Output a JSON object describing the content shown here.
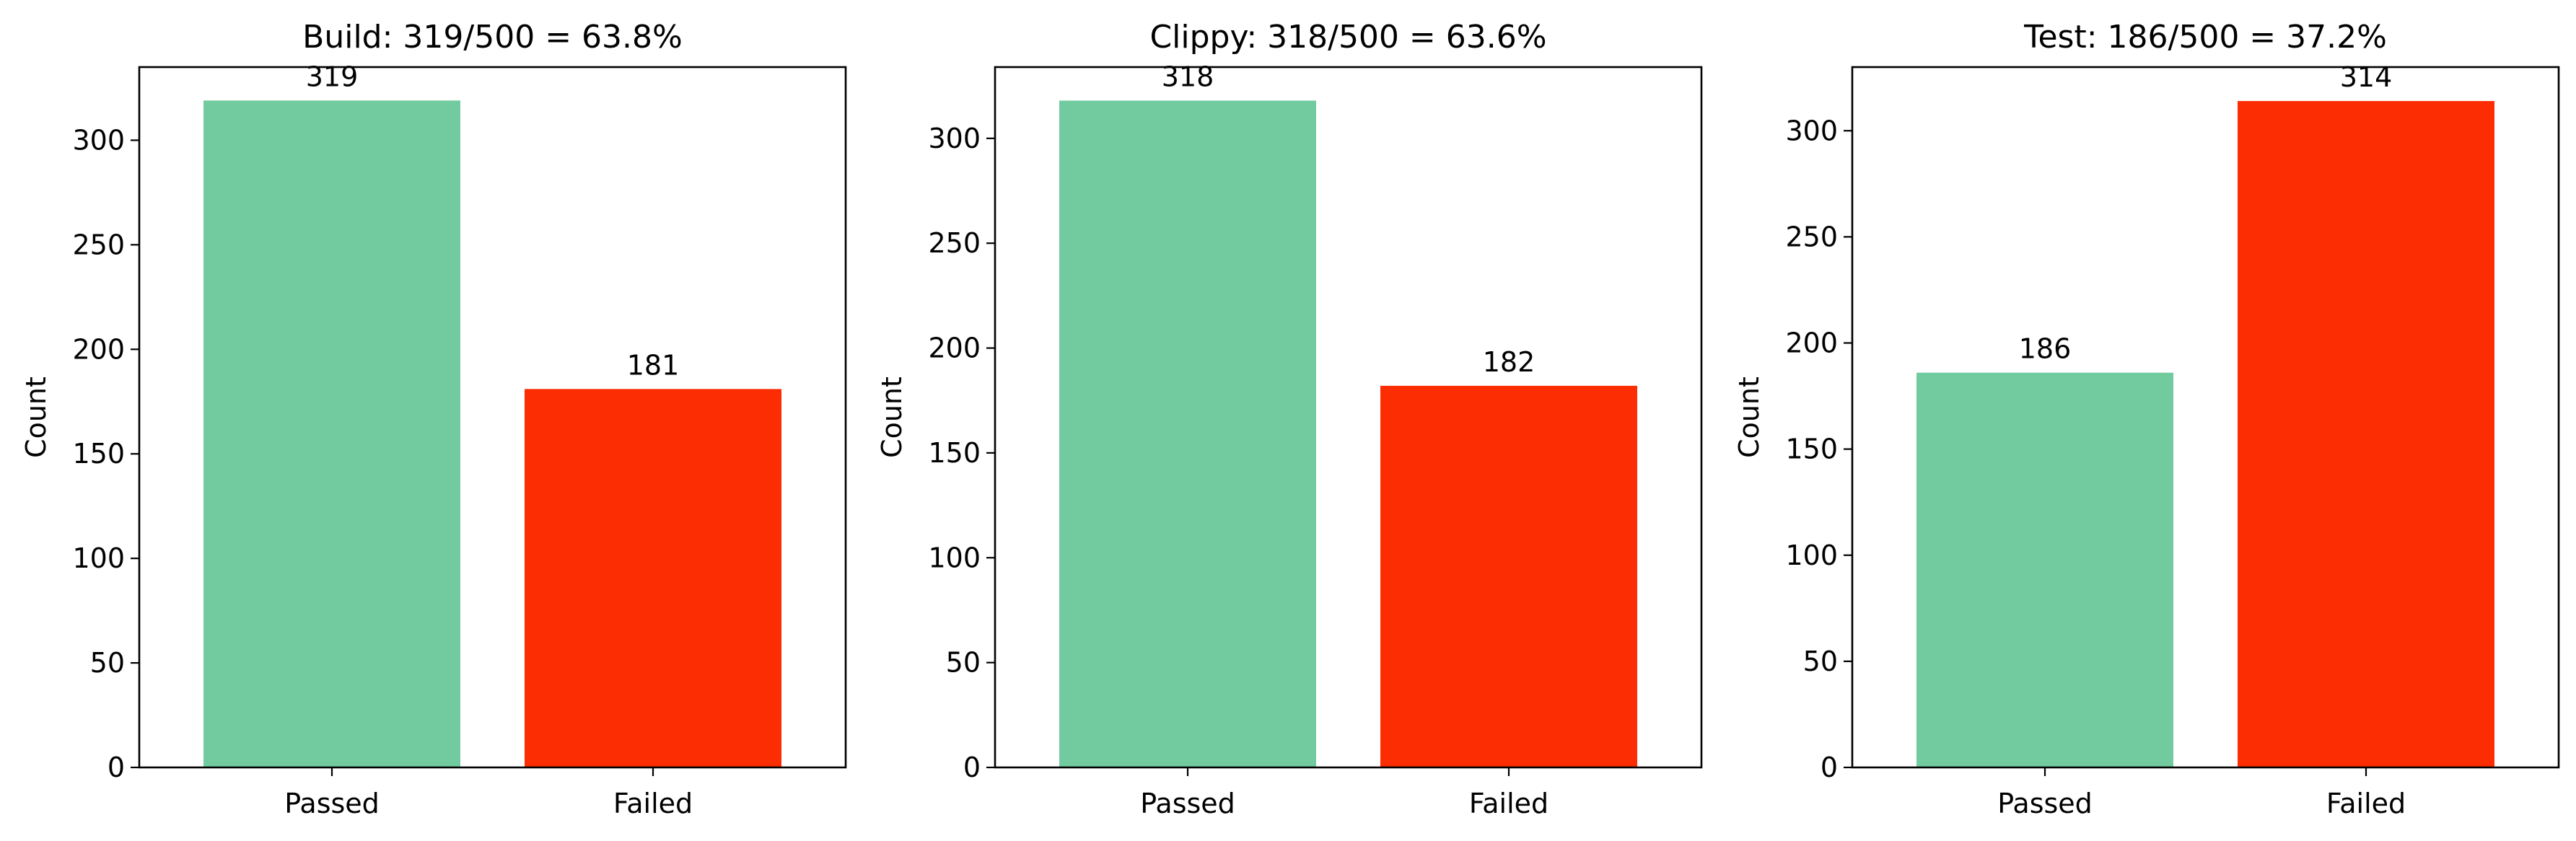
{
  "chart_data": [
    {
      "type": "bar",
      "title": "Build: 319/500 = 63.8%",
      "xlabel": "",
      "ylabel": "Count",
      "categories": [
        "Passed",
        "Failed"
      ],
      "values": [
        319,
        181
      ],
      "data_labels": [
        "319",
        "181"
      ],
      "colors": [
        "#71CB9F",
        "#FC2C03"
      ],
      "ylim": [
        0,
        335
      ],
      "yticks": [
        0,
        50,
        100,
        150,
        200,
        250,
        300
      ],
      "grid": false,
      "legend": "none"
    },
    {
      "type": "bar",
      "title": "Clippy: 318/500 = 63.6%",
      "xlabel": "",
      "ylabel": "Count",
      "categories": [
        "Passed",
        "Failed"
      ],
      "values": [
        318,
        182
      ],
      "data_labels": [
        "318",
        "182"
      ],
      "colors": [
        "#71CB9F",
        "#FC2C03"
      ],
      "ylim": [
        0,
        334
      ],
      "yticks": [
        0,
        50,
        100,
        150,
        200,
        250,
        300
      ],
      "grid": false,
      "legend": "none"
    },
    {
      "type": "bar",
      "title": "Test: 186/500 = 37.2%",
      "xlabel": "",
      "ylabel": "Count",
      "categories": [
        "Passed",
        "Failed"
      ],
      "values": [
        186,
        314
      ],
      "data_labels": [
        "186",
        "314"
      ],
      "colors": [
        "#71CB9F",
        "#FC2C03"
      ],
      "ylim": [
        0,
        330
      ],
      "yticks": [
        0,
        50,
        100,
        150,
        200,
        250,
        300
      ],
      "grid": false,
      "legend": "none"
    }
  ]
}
···
*Instructions for the task*. Keep every word of the data as it is when you write it out, but drop the pictures.

*Result of this task*.
Output a JSON object describing the content shown here.
{
  "chart_data": [
    {
      "type": "bar",
      "title": "Build: 319/500 = 63.8%",
      "xlabel": "",
      "ylabel": "Count",
      "categories": [
        "Passed",
        "Failed"
      ],
      "values": [
        319,
        181
      ],
      "data_labels": [
        "319",
        "181"
      ],
      "colors": [
        "#71CB9F",
        "#FC2C03"
      ],
      "ylim": [
        0,
        335
      ],
      "yticks": [
        0,
        50,
        100,
        150,
        200,
        250,
        300
      ],
      "grid": false,
      "legend": "none"
    },
    {
      "type": "bar",
      "title": "Clippy: 318/500 = 63.6%",
      "xlabel": "",
      "ylabel": "Count",
      "categories": [
        "Passed",
        "Failed"
      ],
      "values": [
        318,
        182
      ],
      "data_labels": [
        "318",
        "182"
      ],
      "colors": [
        "#71CB9F",
        "#FC2C03"
      ],
      "ylim": [
        0,
        334
      ],
      "yticks": [
        0,
        50,
        100,
        150,
        200,
        250,
        300
      ],
      "grid": false,
      "legend": "none"
    },
    {
      "type": "bar",
      "title": "Test: 186/500 = 37.2%",
      "xlabel": "",
      "ylabel": "Count",
      "categories": [
        "Passed",
        "Failed"
      ],
      "values": [
        186,
        314
      ],
      "data_labels": [
        "186",
        "314"
      ],
      "colors": [
        "#71CB9F",
        "#FC2C03"
      ],
      "ylim": [
        0,
        330
      ],
      "yticks": [
        0,
        50,
        100,
        150,
        200,
        250,
        300
      ],
      "grid": false,
      "legend": "none"
    }
  ]
}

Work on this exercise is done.